Exercise brief. The records below must be written out exactly, with every picture left behind.

Entries provided.
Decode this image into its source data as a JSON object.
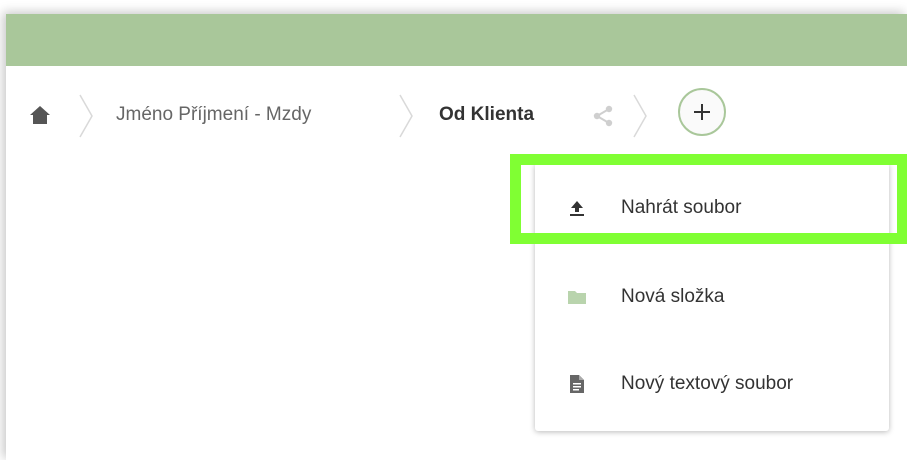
{
  "breadcrumb": {
    "home_icon": "home-icon",
    "items": [
      {
        "label": "Jméno Příjmení - Mzdy"
      },
      {
        "label": "Od Klienta"
      }
    ],
    "share_icon": "share-icon"
  },
  "add_button": {
    "icon": "plus-icon",
    "label": "+"
  },
  "menu": {
    "items": [
      {
        "label": "Nahrát soubor",
        "icon": "upload-icon"
      },
      {
        "label": "Nová složka",
        "icon": "folder-icon"
      },
      {
        "label": "Nový textový soubor",
        "icon": "text-file-icon"
      }
    ]
  },
  "colors": {
    "topbar": "#a9c79a",
    "highlight": "#80ff33",
    "folder": "#b9d4ad"
  }
}
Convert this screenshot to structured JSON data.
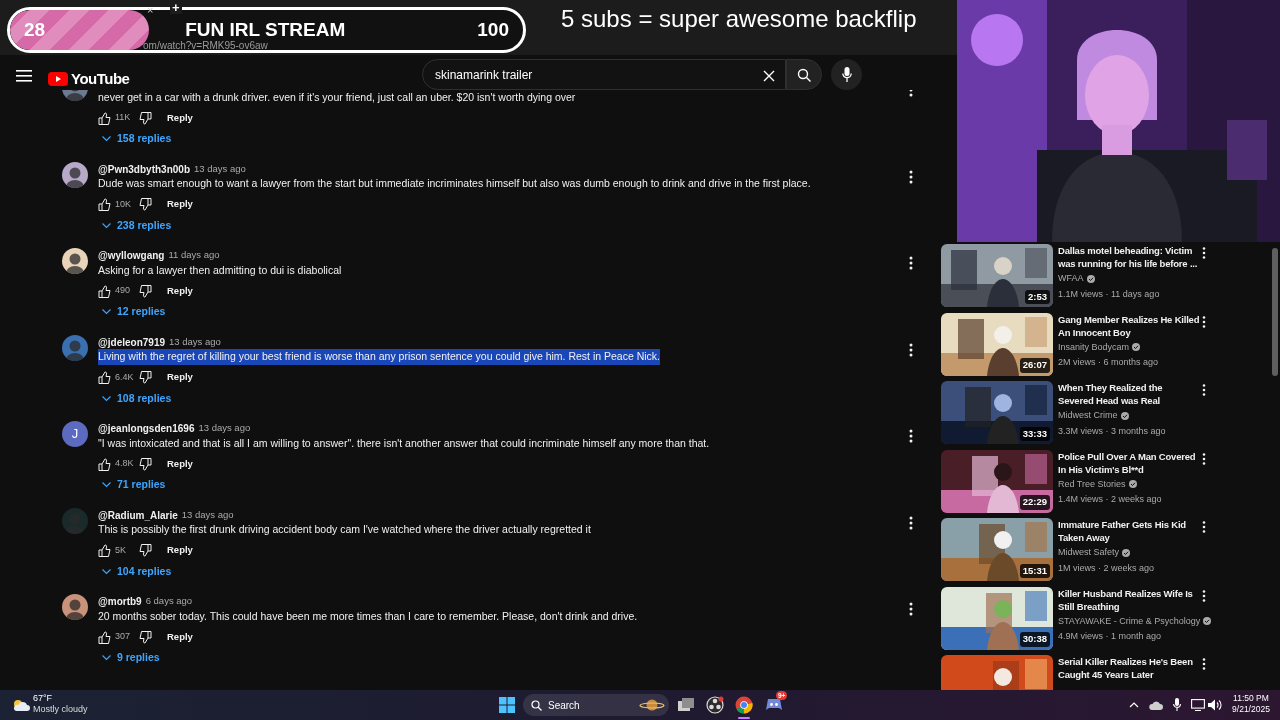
{
  "browser": {
    "tab_close": "×",
    "new_tab": "+",
    "url": "om/watch?v=RMK95-ov6aw"
  },
  "overlay": {
    "goal_bar": {
      "current": "28",
      "title": "FUN IRL STREAM",
      "target": "100",
      "level": 0.27
    },
    "banner": "5 subs = super awesome backflip"
  },
  "header": {
    "logo": "YouTube",
    "search": {
      "value": "skinamarink trailer"
    }
  },
  "comments": [
    {
      "text": "never get in a car with a drunk driver. even if it's your friend, just call an uber. $20 isn't worth dying over",
      "text_selected": false,
      "likes": "11K",
      "reply": "Reply",
      "replies": "158 replies"
    },
    {
      "author": "@Pwn3dbyth3n00b",
      "time": "13 days ago",
      "text": "Dude was smart enough to want a lawyer from the start but immediate incriminates himself but also was dumb enough to drink and drive in the first place.",
      "text_selected": false,
      "likes": "10K",
      "reply": "Reply",
      "replies": "238 replies"
    },
    {
      "author": "@wyllowgang",
      "time": "11 days ago",
      "text": "Asking for a lawyer then admitting to dui is diabolical",
      "text_selected": false,
      "likes": "490",
      "reply": "Reply",
      "replies": "12 replies"
    },
    {
      "author": "@jdeleon7919",
      "time": "13 days ago",
      "text": "Living with the regret of killing your best friend is worse than any prison sentence you could give him. Rest in Peace Nick.",
      "text_selected": true,
      "likes": "6.4K",
      "reply": "Reply",
      "replies": "108 replies"
    },
    {
      "avatar": {
        "kind": "letter",
        "letter": "J",
        "color": "#5c6bc0"
      },
      "author": "@jeanlongsden1696",
      "time": "13 days ago",
      "text": "\"I was intoxicated and that is all I am willing to answer\". there isn't another answer that could incriminate himself any more than that.",
      "text_selected": false,
      "likes": "4.8K",
      "reply": "Reply",
      "replies": "71 replies"
    },
    {
      "author": "@Radium_Alarie",
      "time": "13 days ago",
      "text": "This is possibly the first drunk driving accident body cam I've watched where the driver actually regretted it",
      "text_selected": false,
      "likes": "5K",
      "reply": "Reply",
      "replies": "104 replies"
    },
    {
      "author": "@mortb9",
      "time": "6 days ago",
      "text": "20 months sober today.  This could have been me more times than I care to remember.  Please, don't drink and drive.",
      "text_selected": false,
      "likes": "307",
      "reply": "Reply",
      "replies": "9 replies"
    }
  ],
  "recommended": [
    {
      "title": "Dallas motel beheading: Victim was running for his life before ...",
      "channel": "WFAA",
      "verified": true,
      "meta": "1.1M views · 11 days ago",
      "duration": "2:53"
    },
    {
      "title": "Gang Member Realizes He Killed An Innocent Boy",
      "channel": "Insanity Bodycam",
      "verified": true,
      "meta": "2M views · 6 months ago",
      "duration": "26:07"
    },
    {
      "title": "When They Realized the Severed Head was Real",
      "channel": "Midwest Crime",
      "verified": true,
      "meta": "3.3M views · 3 months ago",
      "duration": "33:33"
    },
    {
      "title": "Police Pull Over A Man Covered In His Victim's Bl**d",
      "channel": "Red Tree Stories",
      "verified": true,
      "meta": "1.4M views · 2 weeks ago",
      "duration": "22:29"
    },
    {
      "title": "Immature Father Gets His Kid Taken Away",
      "channel": "Midwest Safety",
      "verified": true,
      "meta": "1M views · 2 weeks ago",
      "duration": "15:31"
    },
    {
      "title": "Killer Husband Realizes Wife Is Still Breathing",
      "channel": "STAYAWAKE - Crime & Psychology",
      "verified": true,
      "meta": "4.9M views · 1 month ago",
      "duration": "30:38"
    },
    {
      "title": "Serial Killer Realizes He's Been Caught 45 Years Later"
    }
  ],
  "taskbar": {
    "weather": {
      "temp": "67°F",
      "condition": "Mostly cloudy"
    },
    "search": "Search",
    "discord_badge": "9+",
    "time": "11:50 PM",
    "date": "9/21/2025"
  }
}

Written reply.
Decode this image into its source data as a JSON object.
{
  "breadcrumb": {
    "home_icon": "home-icon",
    "items": [
      {
        "label": "Jméno Příjmení - Mzdy"
      },
      {
        "label": "Od Klienta"
      }
    ],
    "share_icon": "share-icon"
  },
  "add_button": {
    "icon": "plus-icon",
    "label": "+"
  },
  "menu": {
    "items": [
      {
        "label": "Nahrát soubor",
        "icon": "upload-icon"
      },
      {
        "label": "Nová složka",
        "icon": "folder-icon"
      },
      {
        "label": "Nový textový soubor",
        "icon": "text-file-icon"
      }
    ]
  },
  "colors": {
    "topbar": "#a9c79a",
    "highlight": "#80ff33",
    "folder": "#b9d4ad"
  }
}
Convert this screenshot to structured JSON data.
{
  "browser": {
    "tab_close": "×",
    "new_tab": "+",
    "url": "om/watch?v=RMK95-ov6aw"
  },
  "overlay": {
    "goal_bar": {
      "current": "28",
      "title": "FUN IRL STREAM",
      "target": "100",
      "level": 0.27
    },
    "banner": "5 subs = super awesome backflip"
  },
  "header": {
    "logo": "YouTube",
    "search": {
      "value": "skinamarink trailer"
    }
  },
  "comments": [
    {
      "text": "never get in a car with a drunk driver. even if it's your friend, just call an uber. $20 isn't worth dying over",
      "text_selected": false,
      "likes": "11K",
      "reply": "Reply",
      "replies": "158 replies"
    },
    {
      "author": "@Pwn3dbyth3n00b",
      "time": "13 days ago",
      "text": "Dude was smart enough to want a lawyer from the start but immediate incriminates himself but also was dumb enough to drink and drive in the first place.",
      "text_selected": false,
      "likes": "10K",
      "reply": "Reply",
      "replies": "238 replies"
    },
    {
      "author": "@wyllowgang",
      "time": "11 days ago",
      "text": "Asking for a lawyer then admitting to dui is diabolical",
      "text_selected": false,
      "likes": "490",
      "reply": "Reply",
      "replies": "12 replies"
    },
    {
      "author": "@jdeleon7919",
      "time": "13 days ago",
      "text": "Living with the regret of killing your best friend is worse than any prison sentence you could give him. Rest in Peace Nick.",
      "text_selected": true,
      "likes": "6.4K",
      "reply": "Reply",
      "replies": "108 replies"
    },
    {
      "avatar": {
        "kind": "letter",
        "letter": "J",
        "color": "#5c6bc0"
      },
      "author": "@jeanlongsden1696",
      "time": "13 days ago",
      "text": "\"I was intoxicated and that is all I am willing to answer\". there isn't another answer that could incriminate himself any more than that.",
      "text_selected": false,
      "likes": "4.8K",
      "reply": "Reply",
      "replies": "71 replies"
    },
    {
      "author": "@Radium_Alarie",
      "time": "13 days ago",
      "text": "This is possibly the first drunk driving accident body cam I've watched where the driver actually regretted it",
      "text_selected": false,
      "likes": "5K",
      "reply": "Reply",
      "replies": "104 replies"
    },
    {
      "author": "@mortb9",
      "time": "6 days ago",
      "text": "20 months sober today.  This could have been me more times than I care to remember.  Please, don't drink and drive.",
      "text_selected": false,
      "likes": "307",
      "reply": "Reply",
      "replies": "9 replies"
    }
  ],
  "recommended": [
    {
      "title": "Dallas motel beheading: Victim was running for his life before ...",
      "channel": "WFAA",
      "verified": true,
      "meta": "1.1M views · 11 days ago",
      "duration": "2:53"
    },
    {
      "title": "Gang Member Realizes He Killed An Innocent Boy",
      "channel": "Insanity Bodycam",
      "verified": true,
      "meta": "2M views · 6 months ago",
      "duration": "26:07"
    },
    {
      "title": "When They Realized the Severed Head was Real",
      "channel": "Midwest Crime",
      "verified": true,
      "meta": "3.3M views · 3 months ago",
      "duration": "33:33"
    },
    {
      "title": "Police Pull Over A Man Covered In His Victim's Bl**d",
      "channel": "Red Tree Stories",
      "verified": true,
      "meta": "1.4M views · 2 weeks ago",
      "duration": "22:29"
    },
    {
      "title": "Immature Father Gets His Kid Taken Away",
      "channel": "Midwest Safety",
      "verified": true,
      "meta": "1M views · 2 weeks ago",
      "duration": "15:31"
    },
    {
      "title": "Killer Husband Realizes Wife Is Still Breathing",
      "channel": "STAYAWAKE - Crime & Psychology",
      "verified": true,
      "meta": "4.9M views · 1 month ago",
      "duration": "30:38"
    },
    {
      "title": "Serial Killer Realizes He's Been Caught 45 Years Later"
    }
  ],
  "taskbar": {
    "weather": {
      "temp": "67°F",
      "condition": "Mostly cloudy"
    },
    "search": "Search",
    "discord_badge": "9+",
    "time": "11:50 PM",
    "date": "9/21/2025"
  }
}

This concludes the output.